# SUPPLIED RECORDS
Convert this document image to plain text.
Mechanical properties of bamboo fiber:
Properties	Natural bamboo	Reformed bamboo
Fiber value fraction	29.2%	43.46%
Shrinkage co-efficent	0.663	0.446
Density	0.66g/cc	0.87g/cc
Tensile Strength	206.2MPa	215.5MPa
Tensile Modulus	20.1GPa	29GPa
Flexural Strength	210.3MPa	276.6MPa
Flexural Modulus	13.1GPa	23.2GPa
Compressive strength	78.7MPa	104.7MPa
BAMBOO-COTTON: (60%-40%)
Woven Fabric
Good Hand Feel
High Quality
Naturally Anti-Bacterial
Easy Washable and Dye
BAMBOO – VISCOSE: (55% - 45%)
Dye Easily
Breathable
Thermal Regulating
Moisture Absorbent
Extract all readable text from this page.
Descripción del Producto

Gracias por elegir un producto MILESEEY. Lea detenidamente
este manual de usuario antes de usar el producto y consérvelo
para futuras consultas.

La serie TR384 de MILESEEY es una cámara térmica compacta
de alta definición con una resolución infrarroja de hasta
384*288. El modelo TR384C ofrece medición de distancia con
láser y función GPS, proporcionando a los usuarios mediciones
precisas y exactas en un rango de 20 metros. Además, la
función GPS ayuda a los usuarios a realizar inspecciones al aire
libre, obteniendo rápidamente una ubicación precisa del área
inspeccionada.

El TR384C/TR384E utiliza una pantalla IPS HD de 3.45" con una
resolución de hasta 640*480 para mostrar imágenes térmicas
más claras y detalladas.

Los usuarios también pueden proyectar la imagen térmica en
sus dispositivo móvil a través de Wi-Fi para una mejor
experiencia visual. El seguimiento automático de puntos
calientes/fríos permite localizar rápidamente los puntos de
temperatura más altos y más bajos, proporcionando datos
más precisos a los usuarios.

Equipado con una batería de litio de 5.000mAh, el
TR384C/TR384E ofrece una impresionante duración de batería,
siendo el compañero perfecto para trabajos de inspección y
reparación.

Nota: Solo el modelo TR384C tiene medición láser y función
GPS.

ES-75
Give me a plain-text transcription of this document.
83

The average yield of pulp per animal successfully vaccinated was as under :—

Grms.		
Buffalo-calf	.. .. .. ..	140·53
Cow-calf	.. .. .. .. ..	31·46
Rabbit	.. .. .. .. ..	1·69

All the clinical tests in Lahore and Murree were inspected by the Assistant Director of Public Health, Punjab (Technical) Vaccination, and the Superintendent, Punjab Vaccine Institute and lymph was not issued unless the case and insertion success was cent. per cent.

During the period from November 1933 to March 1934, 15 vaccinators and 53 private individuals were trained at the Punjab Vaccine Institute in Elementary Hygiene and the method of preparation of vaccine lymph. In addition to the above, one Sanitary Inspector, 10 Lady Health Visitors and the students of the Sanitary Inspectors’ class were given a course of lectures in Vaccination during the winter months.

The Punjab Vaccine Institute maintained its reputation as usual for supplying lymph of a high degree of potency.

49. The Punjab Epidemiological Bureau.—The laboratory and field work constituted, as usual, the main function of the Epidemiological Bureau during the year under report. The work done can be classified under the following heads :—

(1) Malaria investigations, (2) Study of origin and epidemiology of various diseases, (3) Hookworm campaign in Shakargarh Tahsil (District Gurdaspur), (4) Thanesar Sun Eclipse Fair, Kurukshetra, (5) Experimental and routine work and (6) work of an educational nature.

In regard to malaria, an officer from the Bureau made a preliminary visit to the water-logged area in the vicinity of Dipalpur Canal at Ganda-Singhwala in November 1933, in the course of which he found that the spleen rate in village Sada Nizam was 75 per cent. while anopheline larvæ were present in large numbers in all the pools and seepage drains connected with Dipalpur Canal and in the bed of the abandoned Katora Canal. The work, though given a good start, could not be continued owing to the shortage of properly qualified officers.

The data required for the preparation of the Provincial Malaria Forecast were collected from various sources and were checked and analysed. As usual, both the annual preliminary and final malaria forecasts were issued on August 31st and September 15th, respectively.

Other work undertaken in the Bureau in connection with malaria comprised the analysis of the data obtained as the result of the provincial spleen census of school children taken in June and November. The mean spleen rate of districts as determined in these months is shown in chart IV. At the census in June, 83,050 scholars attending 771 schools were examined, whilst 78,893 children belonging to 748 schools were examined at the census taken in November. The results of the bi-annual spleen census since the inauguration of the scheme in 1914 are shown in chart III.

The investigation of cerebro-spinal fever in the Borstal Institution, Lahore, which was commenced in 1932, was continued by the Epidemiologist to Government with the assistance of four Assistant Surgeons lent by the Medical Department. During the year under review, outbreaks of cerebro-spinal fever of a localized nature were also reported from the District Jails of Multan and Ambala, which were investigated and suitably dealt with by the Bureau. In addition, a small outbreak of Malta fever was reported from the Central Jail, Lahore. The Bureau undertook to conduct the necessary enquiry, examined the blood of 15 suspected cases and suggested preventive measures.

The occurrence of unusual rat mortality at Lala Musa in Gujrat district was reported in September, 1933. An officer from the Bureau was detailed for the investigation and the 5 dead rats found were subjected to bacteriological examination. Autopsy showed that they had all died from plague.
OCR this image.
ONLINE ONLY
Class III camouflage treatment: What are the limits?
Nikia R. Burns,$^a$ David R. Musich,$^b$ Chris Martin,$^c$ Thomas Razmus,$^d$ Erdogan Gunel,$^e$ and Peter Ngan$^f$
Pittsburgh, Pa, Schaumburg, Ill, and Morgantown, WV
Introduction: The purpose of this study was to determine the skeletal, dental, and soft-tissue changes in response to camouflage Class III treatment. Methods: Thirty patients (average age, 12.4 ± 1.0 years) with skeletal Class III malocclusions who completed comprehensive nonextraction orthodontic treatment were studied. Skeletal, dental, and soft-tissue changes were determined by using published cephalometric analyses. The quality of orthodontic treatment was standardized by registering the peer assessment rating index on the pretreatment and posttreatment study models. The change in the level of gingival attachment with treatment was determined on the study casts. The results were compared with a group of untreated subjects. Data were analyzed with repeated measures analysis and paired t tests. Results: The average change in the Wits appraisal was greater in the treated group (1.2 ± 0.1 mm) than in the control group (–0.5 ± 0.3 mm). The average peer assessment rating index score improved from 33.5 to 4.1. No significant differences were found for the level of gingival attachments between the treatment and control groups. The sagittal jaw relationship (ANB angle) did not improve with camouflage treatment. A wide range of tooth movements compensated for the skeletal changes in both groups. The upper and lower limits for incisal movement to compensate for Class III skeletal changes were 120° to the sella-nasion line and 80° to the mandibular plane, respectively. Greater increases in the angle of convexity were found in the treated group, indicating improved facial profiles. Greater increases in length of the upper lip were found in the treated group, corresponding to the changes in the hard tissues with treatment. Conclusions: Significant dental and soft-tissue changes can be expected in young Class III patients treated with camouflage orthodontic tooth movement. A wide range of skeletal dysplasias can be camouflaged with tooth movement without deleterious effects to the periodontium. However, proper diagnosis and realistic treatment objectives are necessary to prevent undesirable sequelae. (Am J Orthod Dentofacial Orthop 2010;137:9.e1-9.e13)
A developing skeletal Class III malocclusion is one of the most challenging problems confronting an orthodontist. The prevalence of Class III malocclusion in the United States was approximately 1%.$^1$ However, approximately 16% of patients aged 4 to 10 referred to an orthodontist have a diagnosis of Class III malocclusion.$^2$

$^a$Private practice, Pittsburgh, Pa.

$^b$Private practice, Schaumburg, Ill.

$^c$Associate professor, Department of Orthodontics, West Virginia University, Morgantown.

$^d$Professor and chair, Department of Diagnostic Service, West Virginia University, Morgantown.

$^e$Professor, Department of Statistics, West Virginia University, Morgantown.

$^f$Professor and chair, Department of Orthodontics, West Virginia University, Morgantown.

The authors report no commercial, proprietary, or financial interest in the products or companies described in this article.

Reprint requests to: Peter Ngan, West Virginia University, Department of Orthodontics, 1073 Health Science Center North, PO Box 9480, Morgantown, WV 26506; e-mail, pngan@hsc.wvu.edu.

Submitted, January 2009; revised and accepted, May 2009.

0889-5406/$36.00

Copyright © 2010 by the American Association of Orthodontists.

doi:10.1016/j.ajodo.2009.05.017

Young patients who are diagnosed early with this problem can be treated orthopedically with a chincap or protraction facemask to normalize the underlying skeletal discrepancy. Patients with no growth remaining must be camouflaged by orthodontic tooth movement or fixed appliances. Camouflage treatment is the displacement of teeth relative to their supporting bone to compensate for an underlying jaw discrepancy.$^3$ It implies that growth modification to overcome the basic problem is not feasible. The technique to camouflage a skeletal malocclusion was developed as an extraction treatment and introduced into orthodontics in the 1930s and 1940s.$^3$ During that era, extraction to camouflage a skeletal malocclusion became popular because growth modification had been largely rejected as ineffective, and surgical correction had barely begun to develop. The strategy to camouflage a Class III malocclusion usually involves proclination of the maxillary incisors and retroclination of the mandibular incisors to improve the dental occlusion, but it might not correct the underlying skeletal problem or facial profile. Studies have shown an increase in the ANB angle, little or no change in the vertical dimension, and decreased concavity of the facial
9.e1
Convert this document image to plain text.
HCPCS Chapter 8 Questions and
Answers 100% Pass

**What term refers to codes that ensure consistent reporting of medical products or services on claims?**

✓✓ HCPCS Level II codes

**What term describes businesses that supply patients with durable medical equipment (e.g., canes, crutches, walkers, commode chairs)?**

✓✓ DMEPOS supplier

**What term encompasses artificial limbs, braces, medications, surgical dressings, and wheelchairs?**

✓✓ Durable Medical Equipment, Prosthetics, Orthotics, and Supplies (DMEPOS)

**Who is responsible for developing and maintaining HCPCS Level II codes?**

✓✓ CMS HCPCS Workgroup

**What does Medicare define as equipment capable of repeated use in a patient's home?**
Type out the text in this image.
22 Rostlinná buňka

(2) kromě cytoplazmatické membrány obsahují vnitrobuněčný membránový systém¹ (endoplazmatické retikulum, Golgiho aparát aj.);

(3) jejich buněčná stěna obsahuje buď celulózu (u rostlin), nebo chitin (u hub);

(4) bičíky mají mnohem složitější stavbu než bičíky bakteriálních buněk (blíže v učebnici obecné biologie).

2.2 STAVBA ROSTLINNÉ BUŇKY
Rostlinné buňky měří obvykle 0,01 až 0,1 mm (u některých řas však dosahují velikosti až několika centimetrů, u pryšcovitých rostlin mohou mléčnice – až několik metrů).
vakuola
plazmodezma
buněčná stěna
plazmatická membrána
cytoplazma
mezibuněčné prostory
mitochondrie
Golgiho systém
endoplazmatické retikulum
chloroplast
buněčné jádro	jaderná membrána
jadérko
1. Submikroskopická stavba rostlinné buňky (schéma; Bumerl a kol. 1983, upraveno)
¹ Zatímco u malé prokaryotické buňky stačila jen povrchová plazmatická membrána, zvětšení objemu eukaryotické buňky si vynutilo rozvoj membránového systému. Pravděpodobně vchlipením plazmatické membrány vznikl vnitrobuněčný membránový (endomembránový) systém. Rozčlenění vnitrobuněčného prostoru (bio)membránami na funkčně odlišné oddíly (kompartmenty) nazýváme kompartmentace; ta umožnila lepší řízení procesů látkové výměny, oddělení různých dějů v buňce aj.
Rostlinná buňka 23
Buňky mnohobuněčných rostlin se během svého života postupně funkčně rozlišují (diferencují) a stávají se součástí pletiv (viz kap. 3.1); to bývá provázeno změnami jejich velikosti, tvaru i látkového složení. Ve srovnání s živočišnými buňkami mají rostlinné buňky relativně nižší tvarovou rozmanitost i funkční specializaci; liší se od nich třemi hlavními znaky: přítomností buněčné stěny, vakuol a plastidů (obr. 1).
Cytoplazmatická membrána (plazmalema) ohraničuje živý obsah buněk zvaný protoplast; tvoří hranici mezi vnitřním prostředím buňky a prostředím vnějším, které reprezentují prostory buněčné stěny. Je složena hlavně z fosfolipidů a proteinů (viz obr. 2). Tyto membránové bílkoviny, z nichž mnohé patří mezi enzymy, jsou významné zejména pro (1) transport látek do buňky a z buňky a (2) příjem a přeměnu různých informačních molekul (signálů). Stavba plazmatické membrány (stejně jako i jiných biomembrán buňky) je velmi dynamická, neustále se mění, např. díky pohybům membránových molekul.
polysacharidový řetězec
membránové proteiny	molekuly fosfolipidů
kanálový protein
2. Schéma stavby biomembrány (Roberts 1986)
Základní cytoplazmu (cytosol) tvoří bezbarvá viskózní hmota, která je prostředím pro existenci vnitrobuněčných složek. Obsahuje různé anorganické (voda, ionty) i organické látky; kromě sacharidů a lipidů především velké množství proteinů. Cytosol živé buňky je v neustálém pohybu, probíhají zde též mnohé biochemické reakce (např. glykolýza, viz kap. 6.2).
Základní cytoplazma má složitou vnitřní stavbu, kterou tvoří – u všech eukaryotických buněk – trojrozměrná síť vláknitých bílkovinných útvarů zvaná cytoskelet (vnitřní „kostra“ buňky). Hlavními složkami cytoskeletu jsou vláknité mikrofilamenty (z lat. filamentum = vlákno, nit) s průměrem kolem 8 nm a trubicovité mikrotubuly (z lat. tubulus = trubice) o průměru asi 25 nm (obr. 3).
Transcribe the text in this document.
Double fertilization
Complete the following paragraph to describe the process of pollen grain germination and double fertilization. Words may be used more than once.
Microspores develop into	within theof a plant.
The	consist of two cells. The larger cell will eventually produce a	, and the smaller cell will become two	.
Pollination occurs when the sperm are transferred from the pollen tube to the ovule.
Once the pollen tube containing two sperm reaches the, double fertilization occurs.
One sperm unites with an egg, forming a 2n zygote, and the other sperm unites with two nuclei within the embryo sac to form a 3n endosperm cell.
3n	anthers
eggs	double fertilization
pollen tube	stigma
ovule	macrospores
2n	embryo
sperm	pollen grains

# TASK PROMPT
Go through the data above and copy each line that holds the word "Modulus".

# EXERCISE OUTPUT
Tensile Modulus	20.1GPa	29GPa
Flexural Modulus	13.1GPa	23.2GPa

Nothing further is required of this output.